_Written instruction_
Pull out every line from the listing that has the word "Jira".
[START OF Provided records]
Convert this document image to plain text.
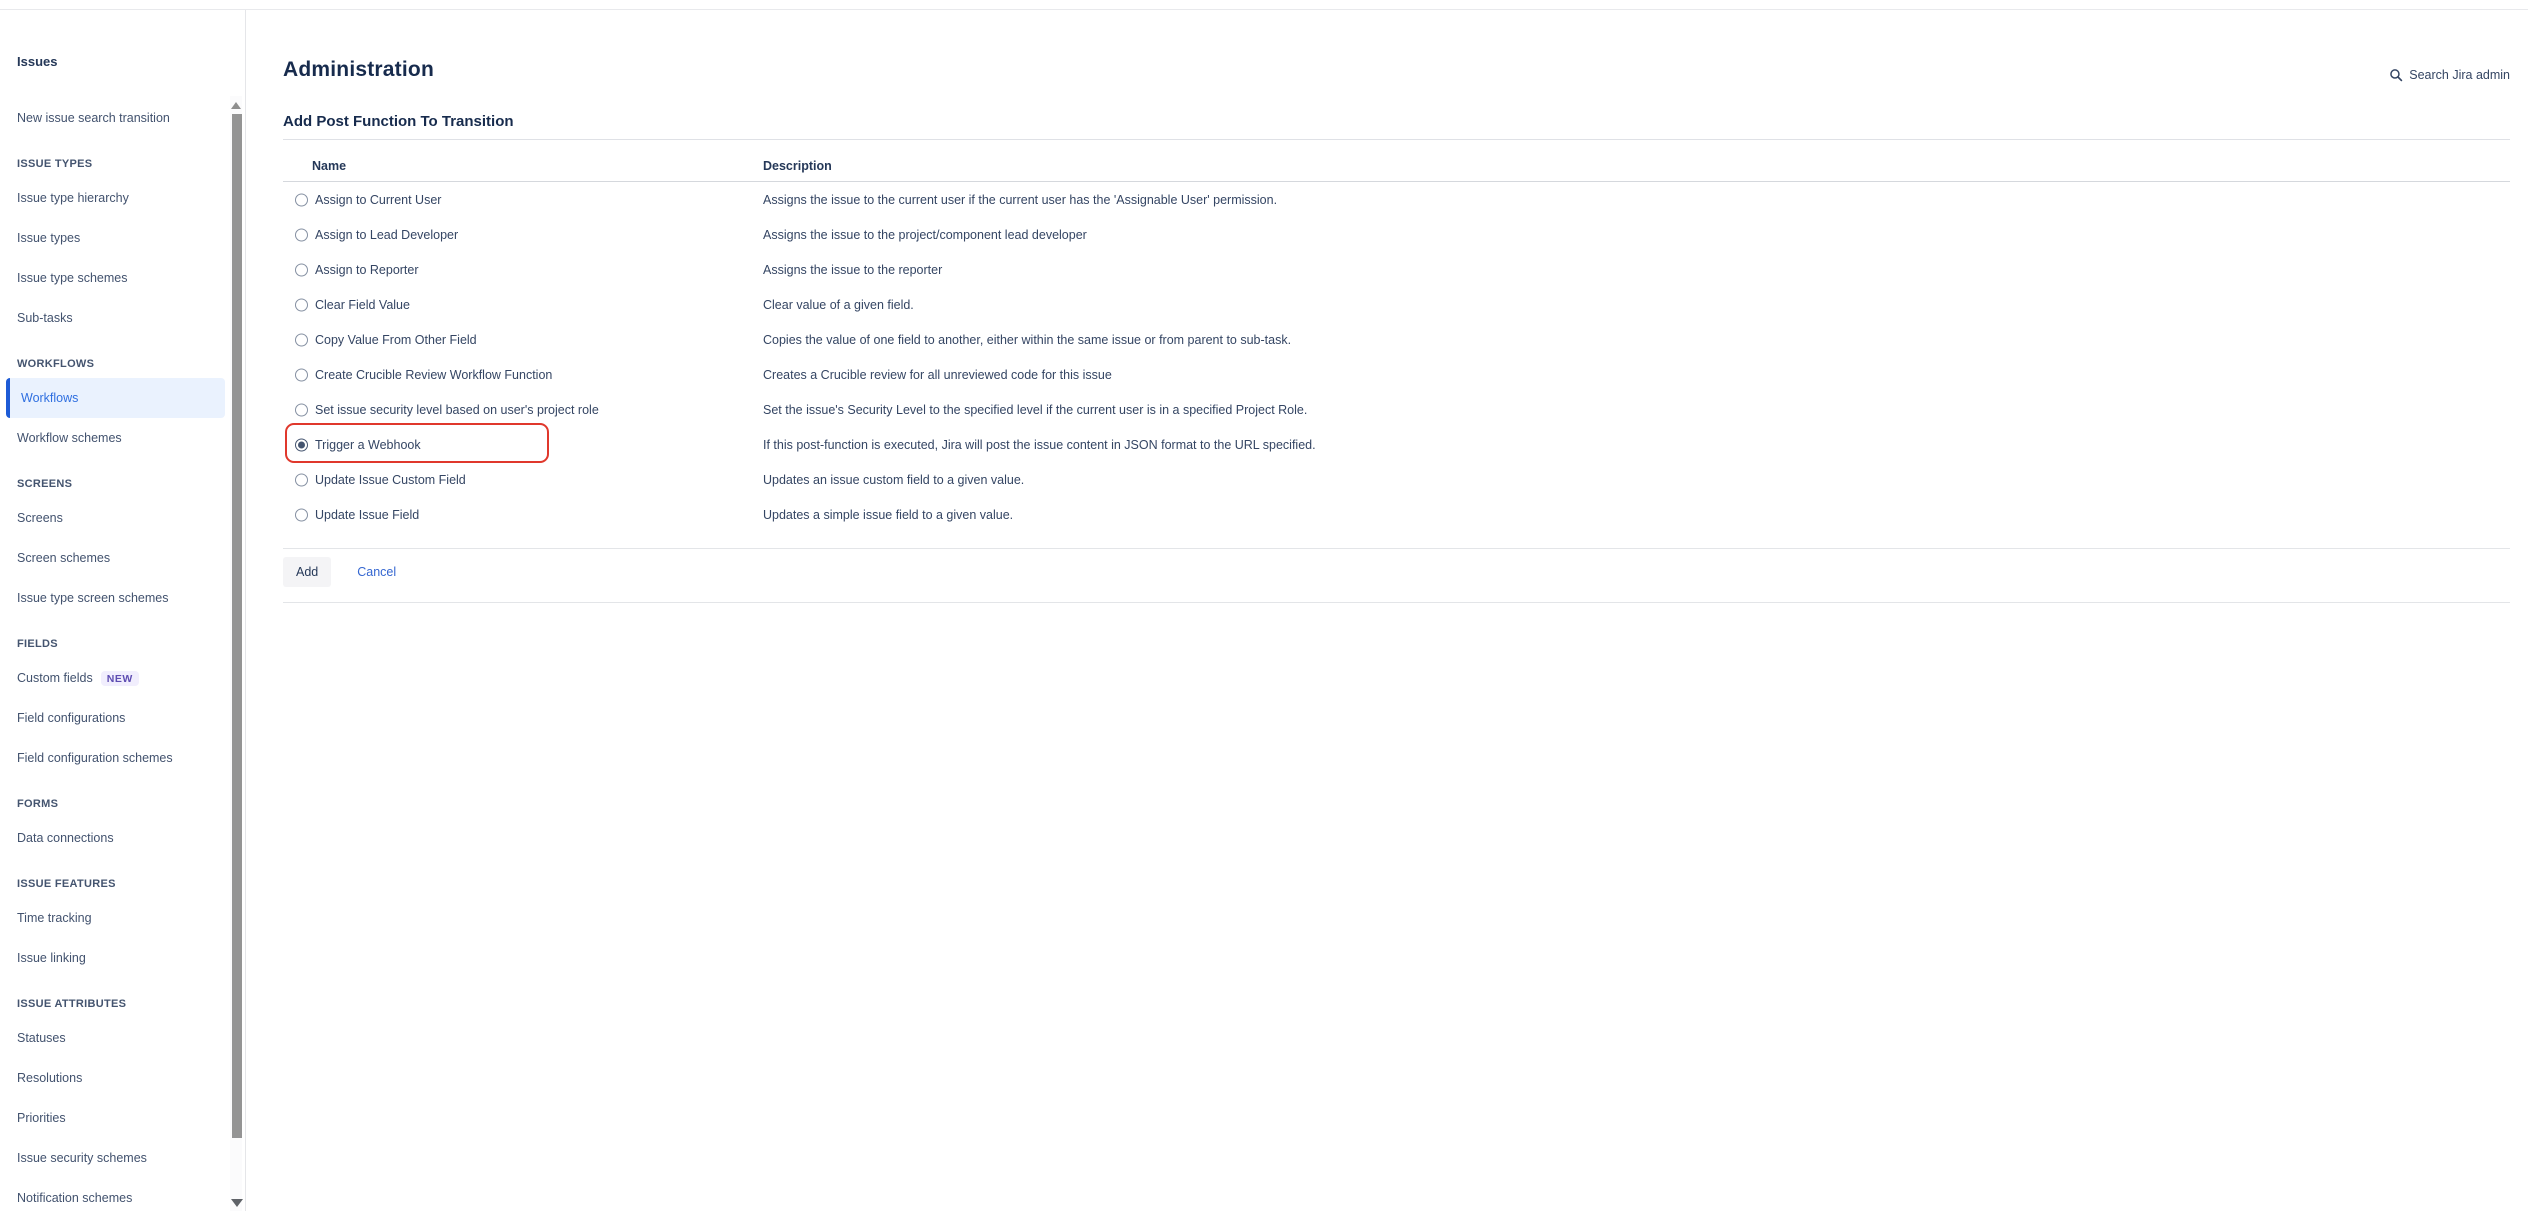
Issues
New issue search transition
ISSUE TYPES
Issue type hierarchy
Issue types
Issue type schemes
Sub-tasks
WORKFLOWS
Workflows
Workflow schemes
SCREENS
Screens
Screen schemes
Issue type screen schemes
FIELDS
Custom fields	NEW
Field configurations
Field configuration schemes
FORMS
Data connections
ISSUE FEATURES
Time tracking
Issue linking
ISSUE ATTRIBUTES
Statuses
Resolutions
Priorities
Issue security schemes
Notification schemes
Administration	Search Jira admin
Add Post Function To Transition
Name	Description
Assign to Current User	Assigns the issue to the current user if the current user has the 'Assignable User' permission.
Assign to Lead Developer	Assigns the issue to the project/component lead developer
Assign to Reporter	Assigns the issue to the reporter
Clear Field Value	Clear value of a given field.
Copy Value From Other Field	Copies the value of one field to another, either within the same issue or from parent to sub-task.
Create Crucible Review Workflow Function	Creates a Crucible review for all unreviewed code for this issue
Set issue security level based on user's project role	Set the issue's Security Level to the specified level if the current user is in a specified Project Role.
Trigger a Webhook	If this post-function is executed, Jira will post the issue content in JSON format to the URL specified.
Update Issue Custom Field	Updates an issue custom field to a given value.
Update Issue Field	Updates a simple issue field to a given value.
Add	Cancel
[END OF Provided records]
_Response to this exercise_
Administration	Search Jira admin
Trigger a Webhook	If this post-function is executed, Jira will post the issue content in JSON format to the URL specified.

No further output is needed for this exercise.